▸ **Task material**
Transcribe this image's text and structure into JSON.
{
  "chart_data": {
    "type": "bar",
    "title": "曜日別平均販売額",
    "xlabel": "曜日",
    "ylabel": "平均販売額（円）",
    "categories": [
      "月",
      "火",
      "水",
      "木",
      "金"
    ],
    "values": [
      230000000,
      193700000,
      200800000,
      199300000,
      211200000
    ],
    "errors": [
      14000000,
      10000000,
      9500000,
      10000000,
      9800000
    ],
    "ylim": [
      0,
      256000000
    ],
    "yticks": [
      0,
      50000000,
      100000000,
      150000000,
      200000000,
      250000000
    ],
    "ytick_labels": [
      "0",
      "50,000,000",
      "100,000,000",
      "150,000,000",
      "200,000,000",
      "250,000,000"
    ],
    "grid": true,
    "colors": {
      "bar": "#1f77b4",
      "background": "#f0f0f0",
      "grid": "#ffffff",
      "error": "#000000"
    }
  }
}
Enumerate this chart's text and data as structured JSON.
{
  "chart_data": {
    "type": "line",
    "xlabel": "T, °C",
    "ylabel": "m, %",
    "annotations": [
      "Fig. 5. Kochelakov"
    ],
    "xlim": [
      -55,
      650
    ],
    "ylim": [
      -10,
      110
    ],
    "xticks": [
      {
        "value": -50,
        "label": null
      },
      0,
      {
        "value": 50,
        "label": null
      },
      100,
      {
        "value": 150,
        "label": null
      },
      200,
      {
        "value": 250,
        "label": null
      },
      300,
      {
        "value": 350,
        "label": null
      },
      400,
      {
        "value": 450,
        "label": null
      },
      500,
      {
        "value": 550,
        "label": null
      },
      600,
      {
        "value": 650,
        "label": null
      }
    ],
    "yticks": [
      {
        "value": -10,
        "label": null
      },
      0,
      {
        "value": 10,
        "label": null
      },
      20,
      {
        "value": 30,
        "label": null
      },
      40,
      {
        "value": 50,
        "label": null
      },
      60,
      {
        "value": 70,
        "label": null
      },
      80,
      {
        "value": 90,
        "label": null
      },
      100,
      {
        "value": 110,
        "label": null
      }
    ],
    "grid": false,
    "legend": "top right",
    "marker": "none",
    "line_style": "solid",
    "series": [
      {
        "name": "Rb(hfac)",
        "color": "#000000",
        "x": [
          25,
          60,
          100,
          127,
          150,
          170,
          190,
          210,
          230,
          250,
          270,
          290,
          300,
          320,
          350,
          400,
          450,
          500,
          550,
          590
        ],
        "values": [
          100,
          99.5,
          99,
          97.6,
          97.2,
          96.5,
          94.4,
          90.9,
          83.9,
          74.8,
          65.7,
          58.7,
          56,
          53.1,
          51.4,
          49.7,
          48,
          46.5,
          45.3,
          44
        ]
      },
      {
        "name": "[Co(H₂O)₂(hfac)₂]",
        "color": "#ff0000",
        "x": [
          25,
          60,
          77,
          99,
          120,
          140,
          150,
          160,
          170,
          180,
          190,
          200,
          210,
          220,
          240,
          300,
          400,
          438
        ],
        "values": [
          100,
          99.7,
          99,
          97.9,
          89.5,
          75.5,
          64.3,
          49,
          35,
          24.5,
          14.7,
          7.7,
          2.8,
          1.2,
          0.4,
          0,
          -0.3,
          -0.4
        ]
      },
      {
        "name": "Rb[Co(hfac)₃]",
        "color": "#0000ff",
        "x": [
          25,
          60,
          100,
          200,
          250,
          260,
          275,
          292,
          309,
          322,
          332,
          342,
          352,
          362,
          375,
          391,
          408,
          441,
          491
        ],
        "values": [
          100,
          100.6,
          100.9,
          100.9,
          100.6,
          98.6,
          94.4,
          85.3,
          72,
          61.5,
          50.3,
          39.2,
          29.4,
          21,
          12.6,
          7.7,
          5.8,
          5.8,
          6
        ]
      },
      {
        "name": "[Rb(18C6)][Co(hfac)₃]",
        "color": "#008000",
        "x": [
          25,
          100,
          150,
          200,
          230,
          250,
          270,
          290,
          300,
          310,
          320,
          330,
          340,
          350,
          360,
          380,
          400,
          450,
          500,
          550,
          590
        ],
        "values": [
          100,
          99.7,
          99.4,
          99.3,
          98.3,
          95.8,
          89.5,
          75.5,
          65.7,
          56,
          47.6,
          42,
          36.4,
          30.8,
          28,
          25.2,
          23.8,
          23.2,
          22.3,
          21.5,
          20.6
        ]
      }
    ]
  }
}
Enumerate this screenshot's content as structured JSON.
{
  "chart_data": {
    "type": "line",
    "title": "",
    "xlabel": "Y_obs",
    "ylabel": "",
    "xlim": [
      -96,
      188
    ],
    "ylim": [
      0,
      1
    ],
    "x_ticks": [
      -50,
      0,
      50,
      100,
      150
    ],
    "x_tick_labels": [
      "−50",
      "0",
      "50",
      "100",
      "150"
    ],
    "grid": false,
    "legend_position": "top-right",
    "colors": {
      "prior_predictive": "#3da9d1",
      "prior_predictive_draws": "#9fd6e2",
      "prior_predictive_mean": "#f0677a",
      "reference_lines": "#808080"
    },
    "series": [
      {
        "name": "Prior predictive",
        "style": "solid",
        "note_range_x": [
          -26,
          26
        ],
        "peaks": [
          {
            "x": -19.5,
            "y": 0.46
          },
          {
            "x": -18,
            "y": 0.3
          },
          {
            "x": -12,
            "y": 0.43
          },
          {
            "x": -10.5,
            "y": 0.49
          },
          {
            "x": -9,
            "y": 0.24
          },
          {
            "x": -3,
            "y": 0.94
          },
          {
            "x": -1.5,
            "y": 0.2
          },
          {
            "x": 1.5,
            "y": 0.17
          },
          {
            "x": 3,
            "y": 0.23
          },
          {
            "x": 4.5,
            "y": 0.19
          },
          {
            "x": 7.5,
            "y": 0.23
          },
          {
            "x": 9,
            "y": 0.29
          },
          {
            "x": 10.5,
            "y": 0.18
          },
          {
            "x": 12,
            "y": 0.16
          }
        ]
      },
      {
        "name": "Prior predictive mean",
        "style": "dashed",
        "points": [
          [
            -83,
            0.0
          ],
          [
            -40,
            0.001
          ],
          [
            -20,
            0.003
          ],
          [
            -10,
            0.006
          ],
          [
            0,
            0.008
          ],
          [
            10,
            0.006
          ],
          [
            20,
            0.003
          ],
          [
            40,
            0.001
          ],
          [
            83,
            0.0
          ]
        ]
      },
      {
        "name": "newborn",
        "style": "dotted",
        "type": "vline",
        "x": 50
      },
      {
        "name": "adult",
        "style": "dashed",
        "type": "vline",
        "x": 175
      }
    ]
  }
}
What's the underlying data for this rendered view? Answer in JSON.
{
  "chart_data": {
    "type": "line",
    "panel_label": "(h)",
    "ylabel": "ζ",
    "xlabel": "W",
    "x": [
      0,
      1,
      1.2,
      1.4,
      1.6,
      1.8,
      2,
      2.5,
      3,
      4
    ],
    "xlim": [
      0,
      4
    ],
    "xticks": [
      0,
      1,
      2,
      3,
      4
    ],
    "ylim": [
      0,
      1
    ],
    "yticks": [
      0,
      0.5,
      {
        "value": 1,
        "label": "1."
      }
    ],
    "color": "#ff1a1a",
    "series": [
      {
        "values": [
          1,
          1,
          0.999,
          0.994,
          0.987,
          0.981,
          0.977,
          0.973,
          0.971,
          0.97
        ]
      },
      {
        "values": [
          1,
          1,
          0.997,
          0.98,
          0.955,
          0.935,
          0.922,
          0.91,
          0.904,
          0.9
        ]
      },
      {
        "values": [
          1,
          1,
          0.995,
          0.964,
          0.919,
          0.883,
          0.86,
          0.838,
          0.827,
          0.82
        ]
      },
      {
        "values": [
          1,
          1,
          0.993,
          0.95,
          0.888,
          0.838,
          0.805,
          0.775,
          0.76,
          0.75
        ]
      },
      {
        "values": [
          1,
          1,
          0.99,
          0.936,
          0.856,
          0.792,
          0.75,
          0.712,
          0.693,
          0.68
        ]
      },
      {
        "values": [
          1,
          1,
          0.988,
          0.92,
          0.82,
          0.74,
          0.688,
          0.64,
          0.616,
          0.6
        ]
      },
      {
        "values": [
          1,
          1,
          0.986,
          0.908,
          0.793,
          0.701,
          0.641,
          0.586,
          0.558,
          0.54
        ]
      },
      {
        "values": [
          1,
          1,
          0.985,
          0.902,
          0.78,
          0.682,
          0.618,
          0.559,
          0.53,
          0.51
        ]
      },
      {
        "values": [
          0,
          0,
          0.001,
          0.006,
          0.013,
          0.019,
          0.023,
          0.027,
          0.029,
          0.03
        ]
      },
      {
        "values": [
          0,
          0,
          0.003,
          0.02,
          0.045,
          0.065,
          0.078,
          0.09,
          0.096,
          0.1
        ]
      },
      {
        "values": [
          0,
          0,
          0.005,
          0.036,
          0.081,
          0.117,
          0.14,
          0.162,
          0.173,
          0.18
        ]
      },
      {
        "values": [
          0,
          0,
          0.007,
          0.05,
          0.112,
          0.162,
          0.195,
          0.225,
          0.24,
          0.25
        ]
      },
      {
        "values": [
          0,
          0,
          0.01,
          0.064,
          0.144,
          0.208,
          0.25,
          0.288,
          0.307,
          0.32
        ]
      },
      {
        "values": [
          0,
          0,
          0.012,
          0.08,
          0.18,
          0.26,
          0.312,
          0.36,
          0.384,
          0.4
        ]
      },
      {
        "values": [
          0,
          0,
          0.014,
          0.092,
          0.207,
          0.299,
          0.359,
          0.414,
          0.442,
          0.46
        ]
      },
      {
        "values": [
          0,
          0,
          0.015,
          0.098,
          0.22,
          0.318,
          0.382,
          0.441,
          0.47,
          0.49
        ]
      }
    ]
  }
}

▸ **Task brief**
Each line in the data that holds the string "text" should be found and copied.

▸ **Finished answer**
Transcribe this image's text and structure into JSON.
Enumerate this chart's text and data as structured JSON.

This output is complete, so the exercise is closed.